Transcribe the records below exactly, leaving out any pictures.

****************************************

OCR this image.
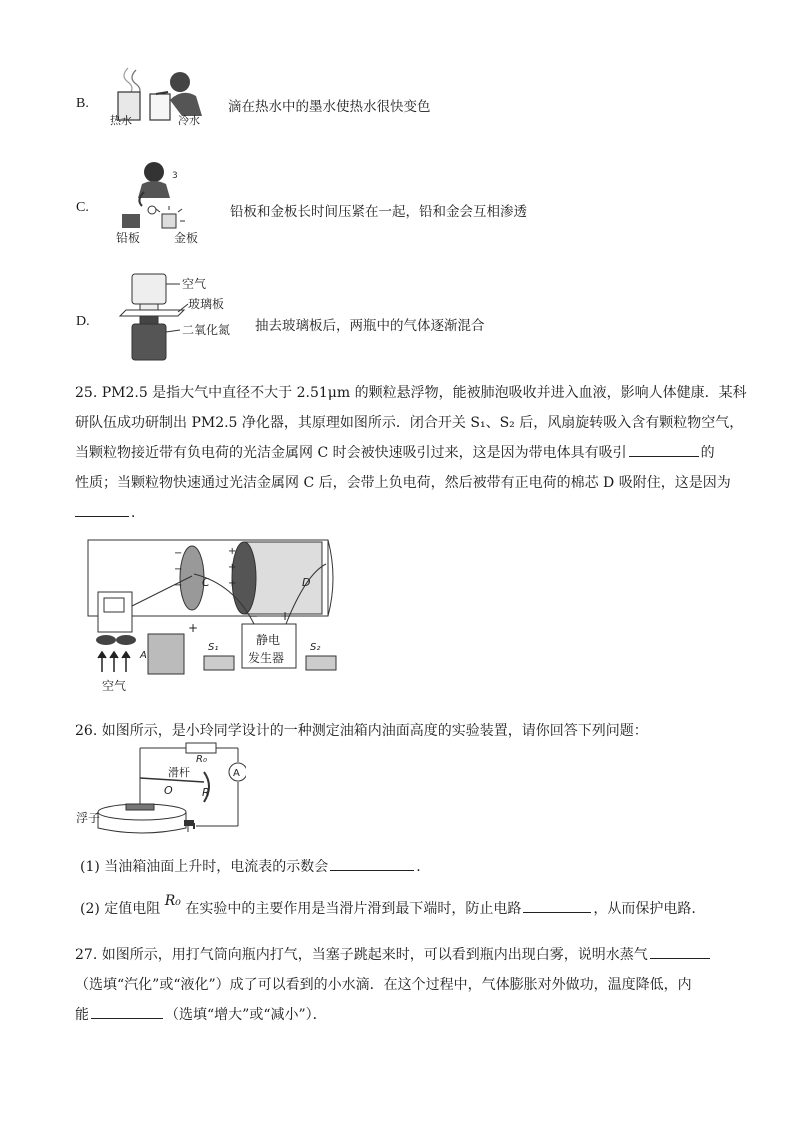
B.
热水	冷水
滴在热水中的墨水使热水很快变色
C.
3
铅板	金板
铅板和金板长时间压紧在一起，铅和金会互相渗透
D.
空气
玻璃板
二氧化氮 抽去玻璃板后，两瓶中的气体逐渐混合
25. PM2.5 是指大气中直径不大于 2.51μm 的颗粒悬浮物，能被肺泡吸收并进入血液，影响人体健康．某科
研队伍成功研制出 PM2.5 净化器，其原理如图所示．闭合开关 S₁、S₂ 后，风扇旋转吸入含有颗粒物空气，
当颗粒物接近带有负电荷的光洁金属网 C 时会被快速吸引过来，这是因为带电体具有吸引	的
性质；当颗粒物快速通过光洁金属网 C 后，会带上负电荷，然后被带有正电荷的棉芯 D 吸附住，这是因为
．
−
−
−
+
+
+
C	D
A
+
S₁
− +
静电
发生器
S₂
空气
26. 如图所示，是小玲同学设计的一种测定油箱内油面高度的实验装置，请你回答下列问题：
A
R₀
滑杆
R
O
浮子
(1) 当油箱油面上升时，电流表的示数会	.
(2) 定值电阻 R₀ 在实验中的主要作用是当滑片滑到最下端时，防止电路	，从而保护电路.
27. 如图所示，用打气筒向瓶内打气，当塞子跳起来时，可以看到瓶内出现白雾，说明水蒸气
（选填“汽化”或“液化”）成了可以看到的小水滴．在这个过程中，气体膨胀对外做功，温度降低，内
能	（选填“增大”或“减小”）．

****************************************

ANSWER TO THIS EXERCISE –
OCR this image.
B.
热水	冷水
滴在热水中的墨水使热水很快变色
C.
3
铅板	金板
铅板和金板长时间压紧在一起，铅和金会互相渗透
D.
空气
玻璃板
二氧化氮 抽去玻璃板后，两瓶中的气体逐渐混合
25. PM2.5 是指大气中直径不大于 2.51μm 的颗粒悬浮物，能被肺泡吸收并进入血液，影响人体健康．某科
研队伍成功研制出 PM2.5 净化器，其原理如图所示．闭合开关 S₁、S₂ 后，风扇旋转吸入含有颗粒物空气，
当颗粒物接近带有负电荷的光洁金属网 C 时会被快速吸引过来，这是因为带电体具有吸引	的
性质；当颗粒物快速通过光洁金属网 C 后，会带上负电荷，然后被带有正电荷的棉芯 D 吸附住，这是因为
．
−
−
−
+
+
+
C	D
A
+
S₁
− +
静电
发生器
S₂
空气
26. 如图所示，是小玲同学设计的一种测定油箱内油面高度的实验装置，请你回答下列问题：
A
R₀
滑杆
R
O
浮子
(1) 当油箱油面上升时，电流表的示数会	.
(2) 定值电阻 R₀ 在实验中的主要作用是当滑片滑到最下端时，防止电路	，从而保护电路.
27. 如图所示，用打气筒向瓶内打气，当塞子跳起来时，可以看到瓶内出现白雾，说明水蒸气
（选填“汽化”或“液化”）成了可以看到的小水滴．在这个过程中，气体膨胀对外做功，温度降低，内
能	（选填“增大”或“减小”）．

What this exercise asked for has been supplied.